#### [Brief]
State how many lines in the listing below include the word "sunglasses". Give nothing but the number.

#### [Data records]
───

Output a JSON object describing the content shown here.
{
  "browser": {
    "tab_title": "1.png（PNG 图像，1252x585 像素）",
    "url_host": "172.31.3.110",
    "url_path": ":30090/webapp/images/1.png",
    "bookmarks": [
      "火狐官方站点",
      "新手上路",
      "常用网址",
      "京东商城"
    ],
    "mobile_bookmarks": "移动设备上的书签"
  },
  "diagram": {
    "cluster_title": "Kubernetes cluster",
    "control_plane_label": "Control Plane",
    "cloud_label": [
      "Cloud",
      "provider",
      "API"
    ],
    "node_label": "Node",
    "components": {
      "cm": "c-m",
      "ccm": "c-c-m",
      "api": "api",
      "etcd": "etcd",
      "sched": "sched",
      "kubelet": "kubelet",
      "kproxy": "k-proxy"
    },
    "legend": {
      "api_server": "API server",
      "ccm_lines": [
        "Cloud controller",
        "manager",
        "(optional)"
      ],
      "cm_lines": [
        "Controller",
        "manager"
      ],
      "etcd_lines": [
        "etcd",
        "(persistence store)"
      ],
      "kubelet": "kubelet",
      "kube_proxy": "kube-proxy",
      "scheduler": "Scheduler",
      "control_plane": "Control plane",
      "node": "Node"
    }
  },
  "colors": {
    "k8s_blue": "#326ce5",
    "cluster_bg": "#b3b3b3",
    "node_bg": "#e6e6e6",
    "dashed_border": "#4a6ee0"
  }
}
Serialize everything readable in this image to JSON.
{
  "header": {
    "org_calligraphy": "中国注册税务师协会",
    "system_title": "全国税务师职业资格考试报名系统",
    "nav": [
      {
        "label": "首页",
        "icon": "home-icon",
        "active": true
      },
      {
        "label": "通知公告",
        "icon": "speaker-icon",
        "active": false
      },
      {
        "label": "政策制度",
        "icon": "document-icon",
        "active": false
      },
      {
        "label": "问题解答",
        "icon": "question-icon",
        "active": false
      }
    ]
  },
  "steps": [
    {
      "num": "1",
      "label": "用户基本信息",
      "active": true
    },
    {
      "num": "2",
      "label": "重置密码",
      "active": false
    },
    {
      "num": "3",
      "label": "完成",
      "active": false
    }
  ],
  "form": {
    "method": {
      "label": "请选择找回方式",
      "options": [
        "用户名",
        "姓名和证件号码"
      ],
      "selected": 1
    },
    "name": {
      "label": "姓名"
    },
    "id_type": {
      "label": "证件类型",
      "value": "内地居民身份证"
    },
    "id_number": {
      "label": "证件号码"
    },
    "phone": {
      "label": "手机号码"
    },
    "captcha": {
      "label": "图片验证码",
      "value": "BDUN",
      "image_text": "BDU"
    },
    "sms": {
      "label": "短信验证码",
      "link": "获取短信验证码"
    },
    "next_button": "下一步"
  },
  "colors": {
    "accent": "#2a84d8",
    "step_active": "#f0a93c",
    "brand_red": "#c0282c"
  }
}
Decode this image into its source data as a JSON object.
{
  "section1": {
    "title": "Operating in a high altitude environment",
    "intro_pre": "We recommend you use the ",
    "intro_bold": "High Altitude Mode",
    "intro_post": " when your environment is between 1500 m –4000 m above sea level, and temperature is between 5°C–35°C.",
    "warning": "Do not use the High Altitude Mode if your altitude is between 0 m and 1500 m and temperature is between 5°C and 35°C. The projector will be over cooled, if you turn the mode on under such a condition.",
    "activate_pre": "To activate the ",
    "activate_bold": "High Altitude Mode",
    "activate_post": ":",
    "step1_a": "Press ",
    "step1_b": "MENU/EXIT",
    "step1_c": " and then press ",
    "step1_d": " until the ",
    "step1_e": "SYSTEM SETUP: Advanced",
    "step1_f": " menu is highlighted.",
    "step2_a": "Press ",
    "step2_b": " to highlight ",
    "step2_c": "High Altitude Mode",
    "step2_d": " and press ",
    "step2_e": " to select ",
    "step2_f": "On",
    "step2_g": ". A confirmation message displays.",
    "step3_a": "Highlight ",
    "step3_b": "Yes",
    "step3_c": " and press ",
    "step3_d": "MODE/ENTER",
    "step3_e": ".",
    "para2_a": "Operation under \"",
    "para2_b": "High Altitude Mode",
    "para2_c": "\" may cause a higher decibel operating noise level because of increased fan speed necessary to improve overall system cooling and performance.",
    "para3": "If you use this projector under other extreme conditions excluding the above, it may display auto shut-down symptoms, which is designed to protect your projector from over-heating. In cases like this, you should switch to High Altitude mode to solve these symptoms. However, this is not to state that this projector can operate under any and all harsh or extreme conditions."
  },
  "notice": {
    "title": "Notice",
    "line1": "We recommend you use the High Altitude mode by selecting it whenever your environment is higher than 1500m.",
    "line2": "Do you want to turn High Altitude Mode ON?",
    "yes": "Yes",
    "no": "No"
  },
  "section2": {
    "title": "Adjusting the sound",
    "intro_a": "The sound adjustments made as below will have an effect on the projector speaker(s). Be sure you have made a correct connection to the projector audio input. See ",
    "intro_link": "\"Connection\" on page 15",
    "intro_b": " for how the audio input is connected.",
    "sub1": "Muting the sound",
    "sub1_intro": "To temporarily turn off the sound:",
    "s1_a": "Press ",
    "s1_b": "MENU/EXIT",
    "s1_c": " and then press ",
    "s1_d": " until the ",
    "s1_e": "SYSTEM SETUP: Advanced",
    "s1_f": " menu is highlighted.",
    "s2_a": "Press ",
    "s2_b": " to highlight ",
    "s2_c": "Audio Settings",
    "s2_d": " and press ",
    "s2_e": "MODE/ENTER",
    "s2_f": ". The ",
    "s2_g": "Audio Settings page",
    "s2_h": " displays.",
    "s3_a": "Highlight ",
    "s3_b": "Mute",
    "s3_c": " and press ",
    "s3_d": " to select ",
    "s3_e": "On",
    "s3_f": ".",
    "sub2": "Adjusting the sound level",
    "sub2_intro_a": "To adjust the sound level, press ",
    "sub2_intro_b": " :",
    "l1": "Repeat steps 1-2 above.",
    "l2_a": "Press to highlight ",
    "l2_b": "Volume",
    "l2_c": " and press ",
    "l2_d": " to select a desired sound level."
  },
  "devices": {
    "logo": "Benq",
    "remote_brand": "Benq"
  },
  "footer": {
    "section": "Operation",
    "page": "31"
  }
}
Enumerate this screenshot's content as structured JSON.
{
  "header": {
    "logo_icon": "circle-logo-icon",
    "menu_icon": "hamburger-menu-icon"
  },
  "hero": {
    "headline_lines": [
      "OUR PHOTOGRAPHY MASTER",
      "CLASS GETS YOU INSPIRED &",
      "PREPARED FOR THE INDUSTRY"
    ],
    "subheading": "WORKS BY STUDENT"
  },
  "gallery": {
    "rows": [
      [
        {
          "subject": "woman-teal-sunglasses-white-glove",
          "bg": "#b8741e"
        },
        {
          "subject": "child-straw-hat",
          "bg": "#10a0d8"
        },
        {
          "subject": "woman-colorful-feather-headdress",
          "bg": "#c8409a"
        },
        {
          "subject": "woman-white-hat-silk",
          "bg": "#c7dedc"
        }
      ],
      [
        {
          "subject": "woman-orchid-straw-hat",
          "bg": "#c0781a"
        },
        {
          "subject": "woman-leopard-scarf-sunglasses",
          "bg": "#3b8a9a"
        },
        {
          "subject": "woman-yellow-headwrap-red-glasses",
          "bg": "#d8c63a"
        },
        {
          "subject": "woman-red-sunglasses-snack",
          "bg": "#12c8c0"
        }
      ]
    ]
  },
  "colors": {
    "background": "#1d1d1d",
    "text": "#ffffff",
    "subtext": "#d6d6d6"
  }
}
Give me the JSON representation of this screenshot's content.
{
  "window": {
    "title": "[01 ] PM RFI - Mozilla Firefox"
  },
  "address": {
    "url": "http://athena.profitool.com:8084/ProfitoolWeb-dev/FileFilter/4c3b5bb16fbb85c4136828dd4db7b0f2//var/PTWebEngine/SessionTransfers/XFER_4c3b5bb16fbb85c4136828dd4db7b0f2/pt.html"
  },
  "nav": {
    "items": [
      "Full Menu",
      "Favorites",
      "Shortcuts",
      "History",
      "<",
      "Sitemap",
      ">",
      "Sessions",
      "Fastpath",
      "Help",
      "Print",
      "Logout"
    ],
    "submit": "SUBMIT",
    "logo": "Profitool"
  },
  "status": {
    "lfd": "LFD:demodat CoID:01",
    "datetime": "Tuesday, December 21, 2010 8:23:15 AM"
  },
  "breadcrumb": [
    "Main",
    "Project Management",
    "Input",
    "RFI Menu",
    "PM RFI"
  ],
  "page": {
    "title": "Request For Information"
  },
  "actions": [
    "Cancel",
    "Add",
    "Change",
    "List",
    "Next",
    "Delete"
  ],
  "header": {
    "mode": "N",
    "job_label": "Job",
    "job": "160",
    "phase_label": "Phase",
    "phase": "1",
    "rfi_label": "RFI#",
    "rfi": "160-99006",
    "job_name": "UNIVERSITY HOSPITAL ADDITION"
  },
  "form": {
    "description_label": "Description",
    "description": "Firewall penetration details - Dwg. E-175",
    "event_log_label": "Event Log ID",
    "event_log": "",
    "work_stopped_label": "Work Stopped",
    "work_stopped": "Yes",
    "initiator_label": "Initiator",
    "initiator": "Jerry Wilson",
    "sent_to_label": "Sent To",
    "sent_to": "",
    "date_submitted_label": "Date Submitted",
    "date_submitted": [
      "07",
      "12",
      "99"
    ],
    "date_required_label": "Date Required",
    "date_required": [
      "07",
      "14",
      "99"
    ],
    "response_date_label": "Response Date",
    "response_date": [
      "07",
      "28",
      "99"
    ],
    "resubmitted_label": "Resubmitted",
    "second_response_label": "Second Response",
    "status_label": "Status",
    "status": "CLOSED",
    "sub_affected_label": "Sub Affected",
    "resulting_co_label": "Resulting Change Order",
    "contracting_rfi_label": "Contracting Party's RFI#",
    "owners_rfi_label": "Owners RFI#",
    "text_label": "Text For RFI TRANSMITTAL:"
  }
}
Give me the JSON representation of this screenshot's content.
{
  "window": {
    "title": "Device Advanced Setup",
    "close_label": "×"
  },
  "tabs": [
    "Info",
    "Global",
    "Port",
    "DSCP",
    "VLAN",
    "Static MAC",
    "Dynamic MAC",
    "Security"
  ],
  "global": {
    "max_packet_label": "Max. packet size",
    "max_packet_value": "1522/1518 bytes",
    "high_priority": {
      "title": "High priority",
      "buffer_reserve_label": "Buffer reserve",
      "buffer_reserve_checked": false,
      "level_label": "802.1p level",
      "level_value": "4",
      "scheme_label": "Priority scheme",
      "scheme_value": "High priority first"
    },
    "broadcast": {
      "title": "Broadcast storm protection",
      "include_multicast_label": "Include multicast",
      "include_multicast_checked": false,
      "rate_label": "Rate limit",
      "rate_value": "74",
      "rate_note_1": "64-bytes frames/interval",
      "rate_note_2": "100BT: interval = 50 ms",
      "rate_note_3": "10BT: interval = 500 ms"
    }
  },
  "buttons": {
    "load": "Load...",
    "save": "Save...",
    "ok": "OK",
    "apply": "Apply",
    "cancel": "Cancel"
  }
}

───

#### [Written solution]
3